Request ->
Write out the full set of records below exactly.

▼▼▼

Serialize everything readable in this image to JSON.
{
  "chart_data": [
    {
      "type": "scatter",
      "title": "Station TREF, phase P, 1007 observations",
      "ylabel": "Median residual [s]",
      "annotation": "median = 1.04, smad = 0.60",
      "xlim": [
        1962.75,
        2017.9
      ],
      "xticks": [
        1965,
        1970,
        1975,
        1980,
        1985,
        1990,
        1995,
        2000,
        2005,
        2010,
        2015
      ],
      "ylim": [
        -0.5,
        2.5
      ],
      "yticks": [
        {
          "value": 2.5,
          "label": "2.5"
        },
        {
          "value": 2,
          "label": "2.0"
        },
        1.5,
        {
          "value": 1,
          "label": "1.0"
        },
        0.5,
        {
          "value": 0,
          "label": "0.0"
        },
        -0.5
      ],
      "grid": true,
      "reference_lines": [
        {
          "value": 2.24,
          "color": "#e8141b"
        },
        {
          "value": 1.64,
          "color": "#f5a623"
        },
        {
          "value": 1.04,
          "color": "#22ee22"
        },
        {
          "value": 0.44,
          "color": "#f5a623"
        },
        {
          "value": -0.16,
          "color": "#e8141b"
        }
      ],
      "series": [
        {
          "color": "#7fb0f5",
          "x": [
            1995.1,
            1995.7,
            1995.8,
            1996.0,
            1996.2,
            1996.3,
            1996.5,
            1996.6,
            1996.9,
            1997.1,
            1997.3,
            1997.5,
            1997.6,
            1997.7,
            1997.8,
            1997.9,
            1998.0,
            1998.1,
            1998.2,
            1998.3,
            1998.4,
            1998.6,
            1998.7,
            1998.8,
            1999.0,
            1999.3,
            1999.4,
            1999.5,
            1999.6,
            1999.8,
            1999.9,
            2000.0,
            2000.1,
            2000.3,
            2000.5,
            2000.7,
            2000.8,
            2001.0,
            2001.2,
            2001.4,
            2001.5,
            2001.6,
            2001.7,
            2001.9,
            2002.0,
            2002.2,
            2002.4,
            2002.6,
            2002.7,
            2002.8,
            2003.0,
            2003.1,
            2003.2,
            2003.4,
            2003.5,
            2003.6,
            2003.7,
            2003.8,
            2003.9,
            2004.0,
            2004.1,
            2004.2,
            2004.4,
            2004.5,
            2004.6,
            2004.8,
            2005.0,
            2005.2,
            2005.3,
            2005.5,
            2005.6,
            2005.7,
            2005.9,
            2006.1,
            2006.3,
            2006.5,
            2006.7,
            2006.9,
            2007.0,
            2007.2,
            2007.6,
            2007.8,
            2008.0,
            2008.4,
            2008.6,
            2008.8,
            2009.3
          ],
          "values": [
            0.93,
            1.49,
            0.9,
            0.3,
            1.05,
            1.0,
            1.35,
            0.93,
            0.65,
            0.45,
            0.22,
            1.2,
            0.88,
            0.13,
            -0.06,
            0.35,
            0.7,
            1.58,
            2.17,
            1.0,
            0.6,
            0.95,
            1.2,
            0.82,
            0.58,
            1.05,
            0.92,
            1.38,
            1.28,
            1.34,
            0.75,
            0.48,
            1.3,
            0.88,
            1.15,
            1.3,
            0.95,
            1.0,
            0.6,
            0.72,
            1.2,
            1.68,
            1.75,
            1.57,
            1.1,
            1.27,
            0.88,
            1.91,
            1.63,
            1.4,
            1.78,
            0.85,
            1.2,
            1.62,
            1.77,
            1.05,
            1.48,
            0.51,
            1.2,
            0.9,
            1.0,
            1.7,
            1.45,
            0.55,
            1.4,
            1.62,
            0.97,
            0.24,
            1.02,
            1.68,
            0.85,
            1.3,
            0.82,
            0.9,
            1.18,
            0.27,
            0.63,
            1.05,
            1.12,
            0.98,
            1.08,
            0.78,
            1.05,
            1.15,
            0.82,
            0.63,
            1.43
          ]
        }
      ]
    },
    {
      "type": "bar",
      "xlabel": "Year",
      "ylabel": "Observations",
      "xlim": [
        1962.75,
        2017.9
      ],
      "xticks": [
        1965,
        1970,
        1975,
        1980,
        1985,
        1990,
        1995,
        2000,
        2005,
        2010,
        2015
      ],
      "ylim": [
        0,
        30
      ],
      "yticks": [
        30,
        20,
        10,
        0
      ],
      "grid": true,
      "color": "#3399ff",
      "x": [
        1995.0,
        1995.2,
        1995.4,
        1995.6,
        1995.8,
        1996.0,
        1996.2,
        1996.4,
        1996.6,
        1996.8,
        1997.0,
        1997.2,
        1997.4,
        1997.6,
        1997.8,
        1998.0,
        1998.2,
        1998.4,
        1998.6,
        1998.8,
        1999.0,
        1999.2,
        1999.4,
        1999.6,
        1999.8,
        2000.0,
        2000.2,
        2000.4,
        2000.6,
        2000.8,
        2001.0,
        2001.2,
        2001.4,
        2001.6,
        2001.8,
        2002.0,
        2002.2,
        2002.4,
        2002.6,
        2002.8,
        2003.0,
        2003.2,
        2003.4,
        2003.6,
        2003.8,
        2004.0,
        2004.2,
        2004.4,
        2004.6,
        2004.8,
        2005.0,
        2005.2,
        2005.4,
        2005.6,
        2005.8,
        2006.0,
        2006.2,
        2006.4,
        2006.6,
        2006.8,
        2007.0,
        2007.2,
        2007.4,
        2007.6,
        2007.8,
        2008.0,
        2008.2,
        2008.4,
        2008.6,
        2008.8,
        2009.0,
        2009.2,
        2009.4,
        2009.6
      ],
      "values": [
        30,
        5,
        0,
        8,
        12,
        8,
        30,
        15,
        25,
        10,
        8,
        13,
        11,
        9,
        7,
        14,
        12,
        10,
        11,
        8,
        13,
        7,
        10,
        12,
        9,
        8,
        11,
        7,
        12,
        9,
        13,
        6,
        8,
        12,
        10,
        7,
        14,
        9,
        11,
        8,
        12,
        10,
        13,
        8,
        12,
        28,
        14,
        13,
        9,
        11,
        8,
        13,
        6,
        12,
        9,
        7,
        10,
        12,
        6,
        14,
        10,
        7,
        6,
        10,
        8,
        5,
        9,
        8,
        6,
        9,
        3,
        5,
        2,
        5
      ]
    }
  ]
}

▲▲▲

Final result ->
Serialize everything readable in this image to JSON.
{
  "chart_data": [
    {
      "type": "scatter",
      "title": "Station TREF, phase P, 1007 observations",
      "ylabel": "Median residual [s]",
      "annotation": "median = 1.04, smad = 0.60",
      "xlim": [
        1962.75,
        2017.9
      ],
      "xticks": [
        1965,
        1970,
        1975,
        1980,
        1985,
        1990,
        1995,
        2000,
        2005,
        2010,
        2015
      ],
      "ylim": [
        -0.5,
        2.5
      ],
      "yticks": [
        {
          "value": 2.5,
          "label": "2.5"
        },
        {
          "value": 2,
          "label": "2.0"
        },
        1.5,
        {
          "value": 1,
          "label": "1.0"
        },
        0.5,
        {
          "value": 0,
          "label": "0.0"
        },
        -0.5
      ],
      "grid": true,
      "reference_lines": [
        {
          "value": 2.24,
          "color": "#e8141b"
        },
        {
          "value": 1.64,
          "color": "#f5a623"
        },
        {
          "value": 1.04,
          "color": "#22ee22"
        },
        {
          "value": 0.44,
          "color": "#f5a623"
        },
        {
          "value": -0.16,
          "color": "#e8141b"
        }
      ],
      "series": [
        {
          "color": "#7fb0f5",
          "x": [
            1995.1,
            1995.7,
            1995.8,
            1996.0,
            1996.2,
            1996.3,
            1996.5,
            1996.6,
            1996.9,
            1997.1,
            1997.3,
            1997.5,
            1997.6,
            1997.7,
            1997.8,
            1997.9,
            1998.0,
            1998.1,
            1998.2,
            1998.3,
            1998.4,
            1998.6,
            1998.7,
            1998.8,
            1999.0,
            1999.3,
            1999.4,
            1999.5,
            1999.6,
            1999.8,
            1999.9,
            2000.0,
            2000.1,
            2000.3,
            2000.5,
            2000.7,
            2000.8,
            2001.0,
            2001.2,
            2001.4,
            2001.5,
            2001.6,
            2001.7,
            2001.9,
            2002.0,
            2002.2,
            2002.4,
            2002.6,
            2002.7,
            2002.8,
            2003.0,
            2003.1,
            2003.2,
            2003.4,
            2003.5,
            2003.6,
            2003.7,
            2003.8,
            2003.9,
            2004.0,
            2004.1,
            2004.2,
            2004.4,
            2004.5,
            2004.6,
            2004.8,
            2005.0,
            2005.2,
            2005.3,
            2005.5,
            2005.6,
            2005.7,
            2005.9,
            2006.1,
            2006.3,
            2006.5,
            2006.7,
            2006.9,
            2007.0,
            2007.2,
            2007.6,
            2007.8,
            2008.0,
            2008.4,
            2008.6,
            2008.8,
            2009.3
          ],
          "values": [
            0.93,
            1.49,
            0.9,
            0.3,
            1.05,
            1.0,
            1.35,
            0.93,
            0.65,
            0.45,
            0.22,
            1.2,
            0.88,
            0.13,
            -0.06,
            0.35,
            0.7,
            1.58,
            2.17,
            1.0,
            0.6,
            0.95,
            1.2,
            0.82,
            0.58,
            1.05,
            0.92,
            1.38,
            1.28,
            1.34,
            0.75,
            0.48,
            1.3,
            0.88,
            1.15,
            1.3,
            0.95,
            1.0,
            0.6,
            0.72,
            1.2,
            1.68,
            1.75,
            1.57,
            1.1,
            1.27,
            0.88,
            1.91,
            1.63,
            1.4,
            1.78,
            0.85,
            1.2,
            1.62,
            1.77,
            1.05,
            1.48,
            0.51,
            1.2,
            0.9,
            1.0,
            1.7,
            1.45,
            0.55,
            1.4,
            1.62,
            0.97,
            0.24,
            1.02,
            1.68,
            0.85,
            1.3,
            0.82,
            0.9,
            1.18,
            0.27,
            0.63,
            1.05,
            1.12,
            0.98,
            1.08,
            0.78,
            1.05,
            1.15,
            0.82,
            0.63,
            1.43
          ]
        }
      ]
    },
    {
      "type": "bar",
      "xlabel": "Year",
      "ylabel": "Observations",
      "xlim": [
        1962.75,
        2017.9
      ],
      "xticks": [
        1965,
        1970,
        1975,
        1980,
        1985,
        1990,
        1995,
        2000,
        2005,
        2010,
        2015
      ],
      "ylim": [
        0,
        30
      ],
      "yticks": [
        30,
        20,
        10,
        0
      ],
      "grid": true,
      "color": "#3399ff",
      "x": [
        1995.0,
        1995.2,
        1995.4,
        1995.6,
        1995.8,
        1996.0,
        1996.2,
        1996.4,
        1996.6,
        1996.8,
        1997.0,
        1997.2,
        1997.4,
        1997.6,
        1997.8,
        1998.0,
        1998.2,
        1998.4,
        1998.6,
        1998.8,
        1999.0,
        1999.2,
        1999.4,
        1999.6,
        1999.8,
        2000.0,
        2000.2,
        2000.4,
        2000.6,
        2000.8,
        2001.0,
        2001.2,
        2001.4,
        2001.6,
        2001.8,
        2002.0,
        2002.2,
        2002.4,
        2002.6,
        2002.8,
        2003.0,
        2003.2,
        2003.4,
        2003.6,
        2003.8,
        2004.0,
        2004.2,
        2004.4,
        2004.6,
        2004.8,
        2005.0,
        2005.2,
        2005.4,
        2005.6,
        2005.8,
        2006.0,
        2006.2,
        2006.4,
        2006.6,
        2006.8,
        2007.0,
        2007.2,
        2007.4,
        2007.6,
        2007.8,
        2008.0,
        2008.2,
        2008.4,
        2008.6,
        2008.8,
        2009.0,
        2009.2,
        2009.4,
        2009.6
      ],
      "values": [
        30,
        5,
        0,
        8,
        12,
        8,
        30,
        15,
        25,
        10,
        8,
        13,
        11,
        9,
        7,
        14,
        12,
        10,
        11,
        8,
        13,
        7,
        10,
        12,
        9,
        8,
        11,
        7,
        12,
        9,
        13,
        6,
        8,
        12,
        10,
        7,
        14,
        9,
        11,
        8,
        12,
        10,
        13,
        8,
        12,
        28,
        14,
        13,
        9,
        11,
        8,
        13,
        6,
        12,
        9,
        7,
        10,
        12,
        6,
        14,
        10,
        7,
        6,
        10,
        8,
        5,
        9,
        8,
        6,
        9,
        3,
        5,
        2,
        5
      ]
    }
  ]
}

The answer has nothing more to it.